§ Directions
Give the data below again exactly as it stands. Omit the pictures.
Start Dataset records
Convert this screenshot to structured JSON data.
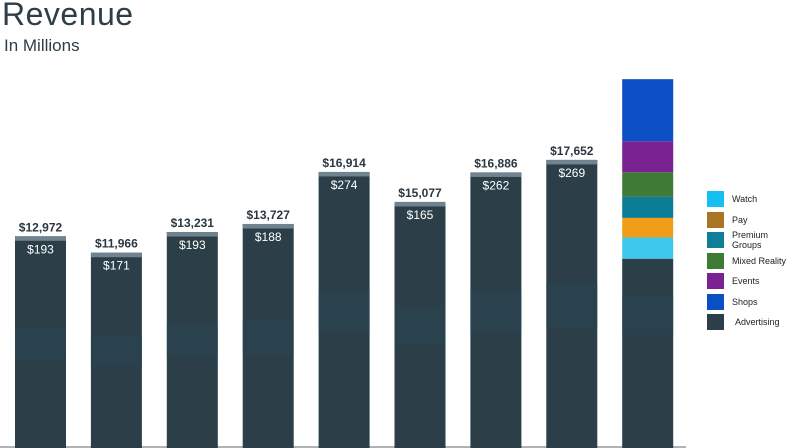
{
  "title": "Revenue",
  "subtitle": "In Millions",
  "colors": {
    "Advertising": "#2c3f48",
    "Shops": "#0a4fc4",
    "Events": "#7b2293",
    "Mixed Reality": "#3f7a37",
    "Premium Groups": "#0c7d96",
    "Pay": "#f09e1a",
    "Watch": "#3fc8ee",
    "top_band": "#6f8391"
  },
  "legend": [
    {
      "label": "Watch",
      "color": "#16bff0"
    },
    {
      "label": "Pay",
      "color": "#a87623"
    },
    {
      "label": "Premium Groups",
      "color": "#0f7f99"
    },
    {
      "label": "Mixed Reality",
      "color": "#3f7a37"
    },
    {
      "label": "Events",
      "color": "#7b2293"
    },
    {
      "label": "Shops",
      "color": "#0a4fc4"
    },
    {
      "label": "Advertising",
      "color": "#2c3f48"
    }
  ],
  "chart_data": {
    "type": "bar",
    "title": "Revenue",
    "subtitle": "In Millions",
    "categories": [
      "",
      "",
      "",
      "",
      "",
      "",
      "",
      "",
      ""
    ],
    "totals": [
      12972,
      11966,
      13231,
      13727,
      16914,
      15077,
      16886,
      17652,
      null
    ],
    "total_labels": [
      "$12,972",
      "$11,966",
      "$13,231",
      "$13,727",
      "$16,914",
      "$15,077",
      "$16,886",
      "$17,652",
      ""
    ],
    "top_segment_values": [
      193,
      171,
      193,
      188,
      274,
      165,
      262,
      269,
      null
    ],
    "top_segment_labels": [
      "$193",
      "$171",
      "$193",
      "$188",
      "$274",
      "$165",
      "$262",
      "$269",
      ""
    ],
    "projected_bar_stack_bottom_to_top": [
      "Advertising",
      "Watch",
      "Pay",
      "Premium Groups",
      "Mixed Reality",
      "Events",
      "Shops"
    ],
    "projected_segment_values_estimated": [
      11600,
      1300,
      1200,
      1300,
      1500,
      1900,
      3800
    ],
    "ylim": [
      0,
      25000
    ],
    "grid": false,
    "legend_position": "right"
  }
}
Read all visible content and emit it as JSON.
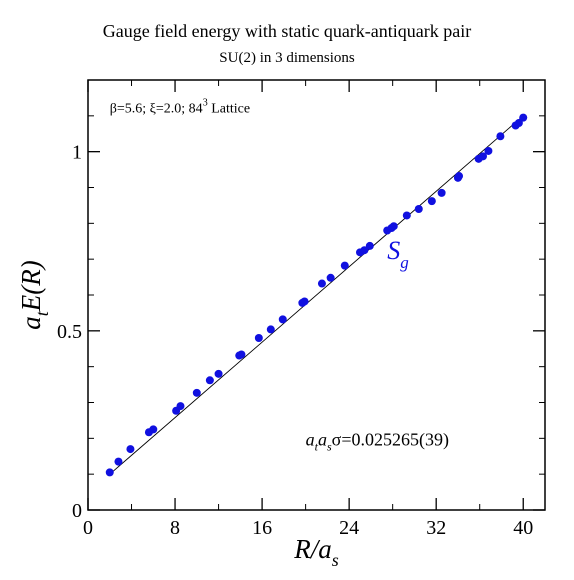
{
  "chart_data": {
    "type": "scatter",
    "title": "Gauge field energy with static quark-antiquark pair",
    "subtitle": "SU(2) in 3 dimensions",
    "xlabel": "R/a_s",
    "ylabel": "a_t E(R)",
    "xlabel_main": "R/a",
    "xlabel_sub": "s",
    "ylabel_pre": "a",
    "ylabel_sub": "t",
    "ylabel_post": "E(R)",
    "xlim": [
      0,
      42
    ],
    "ylim": [
      0,
      1.2
    ],
    "x_ticks": [
      0,
      8,
      16,
      24,
      32,
      40
    ],
    "y_ticks": [
      0,
      0.5,
      1
    ],
    "x_tick_labels": [
      "0",
      "8",
      "16",
      "24",
      "32",
      "40"
    ],
    "y_tick_labels": [
      "0",
      "0.5",
      "1"
    ],
    "grid": false,
    "legend": "none",
    "annotations": {
      "lattice": {
        "prefix": "β=5.6;  ξ=2.0; 84",
        "sup": "3",
        "suffix": " Lattice",
        "at": [
          2,
          1.11
        ]
      },
      "series_label": {
        "main": "S",
        "sub": "g",
        "at": [
          27.5,
          0.7
        ]
      },
      "sigma": {
        "a": "a",
        "sub1": "t",
        "a2": "a",
        "sub2": "s",
        "rest": "σ=0.025265(39)",
        "at": [
          20,
          0.18
        ]
      }
    },
    "fit_line": {
      "x": [
        2,
        40
      ],
      "y": [
        0.1,
        1.1
      ]
    },
    "series": [
      {
        "name": "S_g",
        "color": "#1010e0",
        "points": [
          [
            2.0,
            0.105
          ],
          [
            2.8,
            0.135
          ],
          [
            3.9,
            0.17
          ],
          [
            5.6,
            0.217
          ],
          [
            6.0,
            0.225
          ],
          [
            8.1,
            0.277
          ],
          [
            8.5,
            0.29
          ],
          [
            10.0,
            0.327
          ],
          [
            11.2,
            0.362
          ],
          [
            12.0,
            0.38
          ],
          [
            13.9,
            0.431
          ],
          [
            14.1,
            0.434
          ],
          [
            15.7,
            0.48
          ],
          [
            16.8,
            0.504
          ],
          [
            17.9,
            0.532
          ],
          [
            19.7,
            0.578
          ],
          [
            19.9,
            0.582
          ],
          [
            21.5,
            0.632
          ],
          [
            22.3,
            0.648
          ],
          [
            23.6,
            0.682
          ],
          [
            25.0,
            0.719
          ],
          [
            25.4,
            0.725
          ],
          [
            25.9,
            0.737
          ],
          [
            27.5,
            0.78
          ],
          [
            27.9,
            0.787
          ],
          [
            28.1,
            0.792
          ],
          [
            29.3,
            0.822
          ],
          [
            30.4,
            0.84
          ],
          [
            31.6,
            0.862
          ],
          [
            32.5,
            0.885
          ],
          [
            34.0,
            0.927
          ],
          [
            34.1,
            0.932
          ],
          [
            35.9,
            0.98
          ],
          [
            36.3,
            0.987
          ],
          [
            36.8,
            1.002
          ],
          [
            37.9,
            1.043
          ],
          [
            39.3,
            1.073
          ],
          [
            39.6,
            1.08
          ],
          [
            40.0,
            1.095
          ]
        ]
      }
    ]
  }
}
End Dataset records
§ Solution
Convert this screenshot to structured JSON data.
{
  "title": "Revenue",
  "subtitle": "In Millions",
  "colors": {
    "Advertising": "#2c3f48",
    "Shops": "#0a4fc4",
    "Events": "#7b2293",
    "Mixed Reality": "#3f7a37",
    "Premium Groups": "#0c7d96",
    "Pay": "#f09e1a",
    "Watch": "#3fc8ee",
    "top_band": "#6f8391"
  },
  "legend": [
    {
      "label": "Watch",
      "color": "#16bff0"
    },
    {
      "label": "Pay",
      "color": "#a87623"
    },
    {
      "label": "Premium Groups",
      "color": "#0f7f99"
    },
    {
      "label": "Mixed Reality",
      "color": "#3f7a37"
    },
    {
      "label": "Events",
      "color": "#7b2293"
    },
    {
      "label": "Shops",
      "color": "#0a4fc4"
    },
    {
      "label": "Advertising",
      "color": "#2c3f48"
    }
  ],
  "chart_data": {
    "type": "bar",
    "title": "Revenue",
    "subtitle": "In Millions",
    "categories": [
      "",
      "",
      "",
      "",
      "",
      "",
      "",
      "",
      ""
    ],
    "totals": [
      12972,
      11966,
      13231,
      13727,
      16914,
      15077,
      16886,
      17652,
      null
    ],
    "total_labels": [
      "$12,972",
      "$11,966",
      "$13,231",
      "$13,727",
      "$16,914",
      "$15,077",
      "$16,886",
      "$17,652",
      ""
    ],
    "top_segment_values": [
      193,
      171,
      193,
      188,
      274,
      165,
      262,
      269,
      null
    ],
    "top_segment_labels": [
      "$193",
      "$171",
      "$193",
      "$188",
      "$274",
      "$165",
      "$262",
      "$269",
      ""
    ],
    "projected_bar_stack_bottom_to_top": [
      "Advertising",
      "Watch",
      "Pay",
      "Premium Groups",
      "Mixed Reality",
      "Events",
      "Shops"
    ],
    "projected_segment_values_estimated": [
      11600,
      1300,
      1200,
      1300,
      1500,
      1900,
      3800
    ],
    "ylim": [
      0,
      25000
    ],
    "grid": false,
    "legend_position": "right"
  }
}
Read all visible content and emit it as JSON.
{
  "chart_data": {
    "type": "scatter",
    "title": "Gauge field energy with static quark-antiquark pair",
    "subtitle": "SU(2) in 3 dimensions",
    "xlabel": "R/a_s",
    "ylabel": "a_t E(R)",
    "xlabel_main": "R/a",
    "xlabel_sub": "s",
    "ylabel_pre": "a",
    "ylabel_sub": "t",
    "ylabel_post": "E(R)",
    "xlim": [
      0,
      42
    ],
    "ylim": [
      0,
      1.2
    ],
    "x_ticks": [
      0,
      8,
      16,
      24,
      32,
      40
    ],
    "y_ticks": [
      0,
      0.5,
      1
    ],
    "x_tick_labels": [
      "0",
      "8",
      "16",
      "24",
      "32",
      "40"
    ],
    "y_tick_labels": [
      "0",
      "0.5",
      "1"
    ],
    "grid": false,
    "legend": "none",
    "annotations": {
      "lattice": {
        "prefix": "β=5.6;  ξ=2.0; 84",
        "sup": "3",
        "suffix": " Lattice",
        "at": [
          2,
          1.11
        ]
      },
      "series_label": {
        "main": "S",
        "sub": "g",
        "at": [
          27.5,
          0.7
        ]
      },
      "sigma": {
        "a": "a",
        "sub1": "t",
        "a2": "a",
        "sub2": "s",
        "rest": "σ=0.025265(39)",
        "at": [
          20,
          0.18
        ]
      }
    },
    "fit_line": {
      "x": [
        2,
        40
      ],
      "y": [
        0.1,
        1.1
      ]
    },
    "series": [
      {
        "name": "S_g",
        "color": "#1010e0",
        "points": [
          [
            2.0,
            0.105
          ],
          [
            2.8,
            0.135
          ],
          [
            3.9,
            0.17
          ],
          [
            5.6,
            0.217
          ],
          [
            6.0,
            0.225
          ],
          [
            8.1,
            0.277
          ],
          [
            8.5,
            0.29
          ],
          [
            10.0,
            0.327
          ],
          [
            11.2,
            0.362
          ],
          [
            12.0,
            0.38
          ],
          [
            13.9,
            0.431
          ],
          [
            14.1,
            0.434
          ],
          [
            15.7,
            0.48
          ],
          [
            16.8,
            0.504
          ],
          [
            17.9,
            0.532
          ],
          [
            19.7,
            0.578
          ],
          [
            19.9,
            0.582
          ],
          [
            21.5,
            0.632
          ],
          [
            22.3,
            0.648
          ],
          [
            23.6,
            0.682
          ],
          [
            25.0,
            0.719
          ],
          [
            25.4,
            0.725
          ],
          [
            25.9,
            0.737
          ],
          [
            27.5,
            0.78
          ],
          [
            27.9,
            0.787
          ],
          [
            28.1,
            0.792
          ],
          [
            29.3,
            0.822
          ],
          [
            30.4,
            0.84
          ],
          [
            31.6,
            0.862
          ],
          [
            32.5,
            0.885
          ],
          [
            34.0,
            0.927
          ],
          [
            34.1,
            0.932
          ],
          [
            35.9,
            0.98
          ],
          [
            36.3,
            0.987
          ],
          [
            36.8,
            1.002
          ],
          [
            37.9,
            1.043
          ],
          [
            39.3,
            1.073
          ],
          [
            39.6,
            1.08
          ],
          [
            40.0,
            1.095
          ]
        ]
      }
    ]
  }
}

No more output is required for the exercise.